Dataset items:
****************

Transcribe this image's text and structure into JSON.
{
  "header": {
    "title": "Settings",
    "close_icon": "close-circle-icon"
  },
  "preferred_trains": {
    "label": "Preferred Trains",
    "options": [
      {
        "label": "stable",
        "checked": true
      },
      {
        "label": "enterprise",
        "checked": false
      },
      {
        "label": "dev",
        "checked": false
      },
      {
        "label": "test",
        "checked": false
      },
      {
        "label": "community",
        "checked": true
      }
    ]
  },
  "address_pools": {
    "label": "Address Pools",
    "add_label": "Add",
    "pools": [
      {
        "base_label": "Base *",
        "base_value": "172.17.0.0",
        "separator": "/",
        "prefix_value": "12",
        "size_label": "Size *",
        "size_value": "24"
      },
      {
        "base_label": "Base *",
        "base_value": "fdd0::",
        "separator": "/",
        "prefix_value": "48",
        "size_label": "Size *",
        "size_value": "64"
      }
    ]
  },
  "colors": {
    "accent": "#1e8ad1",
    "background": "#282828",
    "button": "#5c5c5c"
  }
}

****************

### PROBLEM DETAILS
The records above must be repeated exactly, every one of them.

### SOLVED EXERCISE
Transcribe this image's text and structure into JSON.
{
  "header": {
    "title": "Settings",
    "close_icon": "close-circle-icon"
  },
  "preferred_trains": {
    "label": "Preferred Trains",
    "options": [
      {
        "label": "stable",
        "checked": true
      },
      {
        "label": "enterprise",
        "checked": false
      },
      {
        "label": "dev",
        "checked": false
      },
      {
        "label": "test",
        "checked": false
      },
      {
        "label": "community",
        "checked": true
      }
    ]
  },
  "address_pools": {
    "label": "Address Pools",
    "add_label": "Add",
    "pools": [
      {
        "base_label": "Base *",
        "base_value": "172.17.0.0",
        "separator": "/",
        "prefix_value": "12",
        "size_label": "Size *",
        "size_value": "24"
      },
      {
        "base_label": "Base *",
        "base_value": "fdd0::",
        "separator": "/",
        "prefix_value": "48",
        "size_label": "Size *",
        "size_value": "64"
      }
    ]
  },
  "colors": {
    "accent": "#1e8ad1",
    "background": "#282828",
    "button": "#5c5c5c"
  }
}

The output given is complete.